**AIM:**
Tally the lines with the word "yerr" and report the number alone.

**DATASET ENTRIES:**
━━━━━━━━━━━━━━━━

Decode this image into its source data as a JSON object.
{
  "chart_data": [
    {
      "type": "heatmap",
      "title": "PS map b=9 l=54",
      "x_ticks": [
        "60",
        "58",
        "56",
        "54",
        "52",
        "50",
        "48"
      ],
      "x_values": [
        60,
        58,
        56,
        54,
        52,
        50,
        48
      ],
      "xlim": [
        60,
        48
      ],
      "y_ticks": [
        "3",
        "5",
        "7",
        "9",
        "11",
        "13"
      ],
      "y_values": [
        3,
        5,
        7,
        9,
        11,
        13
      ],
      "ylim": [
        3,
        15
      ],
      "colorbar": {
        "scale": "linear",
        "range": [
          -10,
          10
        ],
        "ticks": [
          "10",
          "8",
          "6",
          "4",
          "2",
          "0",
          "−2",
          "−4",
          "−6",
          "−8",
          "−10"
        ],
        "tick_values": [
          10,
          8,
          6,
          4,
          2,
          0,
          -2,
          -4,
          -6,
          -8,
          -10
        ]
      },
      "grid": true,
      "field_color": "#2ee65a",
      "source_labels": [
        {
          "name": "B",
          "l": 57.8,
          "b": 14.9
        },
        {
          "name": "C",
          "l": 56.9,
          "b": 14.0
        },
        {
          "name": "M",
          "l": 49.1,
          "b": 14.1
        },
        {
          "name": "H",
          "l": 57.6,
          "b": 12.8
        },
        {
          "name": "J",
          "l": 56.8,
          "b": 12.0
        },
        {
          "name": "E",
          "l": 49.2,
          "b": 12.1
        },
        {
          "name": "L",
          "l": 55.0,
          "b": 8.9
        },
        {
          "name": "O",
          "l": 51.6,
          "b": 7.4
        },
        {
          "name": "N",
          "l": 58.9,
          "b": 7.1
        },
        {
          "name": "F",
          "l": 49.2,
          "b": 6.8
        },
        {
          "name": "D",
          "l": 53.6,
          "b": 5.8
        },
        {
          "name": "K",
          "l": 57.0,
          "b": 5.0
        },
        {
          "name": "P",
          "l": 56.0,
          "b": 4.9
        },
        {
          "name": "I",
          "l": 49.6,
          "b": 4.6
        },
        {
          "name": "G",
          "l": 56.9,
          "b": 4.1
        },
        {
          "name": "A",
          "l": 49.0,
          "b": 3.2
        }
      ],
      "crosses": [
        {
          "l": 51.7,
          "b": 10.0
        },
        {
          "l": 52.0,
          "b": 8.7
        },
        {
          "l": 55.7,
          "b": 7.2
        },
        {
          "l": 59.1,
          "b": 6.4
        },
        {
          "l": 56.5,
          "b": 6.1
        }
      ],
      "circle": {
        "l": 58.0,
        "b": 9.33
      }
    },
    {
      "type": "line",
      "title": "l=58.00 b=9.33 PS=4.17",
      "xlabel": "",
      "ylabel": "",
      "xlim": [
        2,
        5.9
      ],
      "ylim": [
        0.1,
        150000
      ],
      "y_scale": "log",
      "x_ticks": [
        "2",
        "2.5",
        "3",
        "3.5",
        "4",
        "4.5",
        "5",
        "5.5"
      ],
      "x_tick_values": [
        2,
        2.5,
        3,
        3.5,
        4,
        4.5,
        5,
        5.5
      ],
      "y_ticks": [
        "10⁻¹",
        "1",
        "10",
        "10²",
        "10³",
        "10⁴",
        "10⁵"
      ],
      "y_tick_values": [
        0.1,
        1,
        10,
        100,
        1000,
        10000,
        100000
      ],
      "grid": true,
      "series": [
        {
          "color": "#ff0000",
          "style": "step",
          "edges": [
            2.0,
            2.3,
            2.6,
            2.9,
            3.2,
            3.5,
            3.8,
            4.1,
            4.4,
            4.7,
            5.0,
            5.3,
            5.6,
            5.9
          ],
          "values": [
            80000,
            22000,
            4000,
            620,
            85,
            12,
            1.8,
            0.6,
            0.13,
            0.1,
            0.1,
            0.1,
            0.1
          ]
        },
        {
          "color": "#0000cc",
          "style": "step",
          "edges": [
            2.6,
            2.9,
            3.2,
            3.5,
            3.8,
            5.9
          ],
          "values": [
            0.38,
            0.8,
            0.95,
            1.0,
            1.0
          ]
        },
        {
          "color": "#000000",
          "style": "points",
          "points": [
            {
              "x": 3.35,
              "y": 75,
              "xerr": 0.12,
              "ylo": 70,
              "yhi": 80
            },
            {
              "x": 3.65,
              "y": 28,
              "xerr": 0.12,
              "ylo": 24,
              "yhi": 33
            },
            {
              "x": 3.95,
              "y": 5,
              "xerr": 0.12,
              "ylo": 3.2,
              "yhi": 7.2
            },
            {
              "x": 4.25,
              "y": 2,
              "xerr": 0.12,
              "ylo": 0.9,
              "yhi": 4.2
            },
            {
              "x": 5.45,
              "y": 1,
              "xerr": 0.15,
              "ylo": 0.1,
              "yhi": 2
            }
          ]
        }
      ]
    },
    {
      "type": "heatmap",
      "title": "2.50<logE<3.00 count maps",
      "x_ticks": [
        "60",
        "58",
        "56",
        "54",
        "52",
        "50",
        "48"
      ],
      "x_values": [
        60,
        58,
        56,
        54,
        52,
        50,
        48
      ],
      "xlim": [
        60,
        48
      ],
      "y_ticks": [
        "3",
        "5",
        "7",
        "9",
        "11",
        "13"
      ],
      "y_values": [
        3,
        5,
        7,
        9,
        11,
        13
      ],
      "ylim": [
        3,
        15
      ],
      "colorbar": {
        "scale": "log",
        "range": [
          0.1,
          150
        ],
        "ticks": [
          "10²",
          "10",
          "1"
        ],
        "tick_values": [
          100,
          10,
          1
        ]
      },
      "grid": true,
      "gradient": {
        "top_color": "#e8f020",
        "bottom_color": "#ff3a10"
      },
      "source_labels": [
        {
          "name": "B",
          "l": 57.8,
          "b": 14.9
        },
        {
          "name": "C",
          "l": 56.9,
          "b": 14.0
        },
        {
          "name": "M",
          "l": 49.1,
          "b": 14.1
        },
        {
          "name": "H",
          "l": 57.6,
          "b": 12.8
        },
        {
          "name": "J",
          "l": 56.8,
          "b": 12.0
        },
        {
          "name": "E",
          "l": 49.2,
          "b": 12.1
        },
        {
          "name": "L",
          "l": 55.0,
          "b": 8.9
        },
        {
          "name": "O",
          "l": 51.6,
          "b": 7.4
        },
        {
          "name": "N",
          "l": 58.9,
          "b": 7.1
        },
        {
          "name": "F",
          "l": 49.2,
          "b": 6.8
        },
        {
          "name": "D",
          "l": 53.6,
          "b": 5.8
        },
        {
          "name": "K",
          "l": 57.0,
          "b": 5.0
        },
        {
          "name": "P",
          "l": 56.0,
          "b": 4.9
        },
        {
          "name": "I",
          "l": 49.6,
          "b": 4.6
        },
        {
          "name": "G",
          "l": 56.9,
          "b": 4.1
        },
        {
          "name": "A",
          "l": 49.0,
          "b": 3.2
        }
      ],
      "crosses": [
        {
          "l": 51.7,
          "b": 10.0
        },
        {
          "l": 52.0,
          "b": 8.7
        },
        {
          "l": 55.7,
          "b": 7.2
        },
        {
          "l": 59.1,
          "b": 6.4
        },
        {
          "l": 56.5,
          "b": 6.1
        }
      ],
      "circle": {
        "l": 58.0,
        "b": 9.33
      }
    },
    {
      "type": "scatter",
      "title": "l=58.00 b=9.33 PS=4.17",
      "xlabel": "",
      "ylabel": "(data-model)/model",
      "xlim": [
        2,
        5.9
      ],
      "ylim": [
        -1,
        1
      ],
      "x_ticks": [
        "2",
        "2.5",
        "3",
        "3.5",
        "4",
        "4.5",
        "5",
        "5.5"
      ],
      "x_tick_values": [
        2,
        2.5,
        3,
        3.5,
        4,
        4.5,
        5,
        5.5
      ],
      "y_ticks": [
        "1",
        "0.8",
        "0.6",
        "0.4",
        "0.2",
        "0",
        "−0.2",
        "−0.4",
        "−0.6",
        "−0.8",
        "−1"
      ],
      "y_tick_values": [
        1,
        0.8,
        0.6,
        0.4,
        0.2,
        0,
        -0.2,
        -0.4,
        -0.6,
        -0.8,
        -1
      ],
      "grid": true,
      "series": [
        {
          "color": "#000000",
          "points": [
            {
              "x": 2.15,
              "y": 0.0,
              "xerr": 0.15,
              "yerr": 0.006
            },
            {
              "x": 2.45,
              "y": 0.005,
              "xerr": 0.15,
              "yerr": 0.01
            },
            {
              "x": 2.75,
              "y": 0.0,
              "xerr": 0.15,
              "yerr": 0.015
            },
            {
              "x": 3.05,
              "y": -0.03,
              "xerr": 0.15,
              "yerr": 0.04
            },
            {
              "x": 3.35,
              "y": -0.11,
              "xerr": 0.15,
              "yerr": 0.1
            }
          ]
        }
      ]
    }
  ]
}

━━━━━━━━━━━━━━━━

**TASK RESPONSE:**
5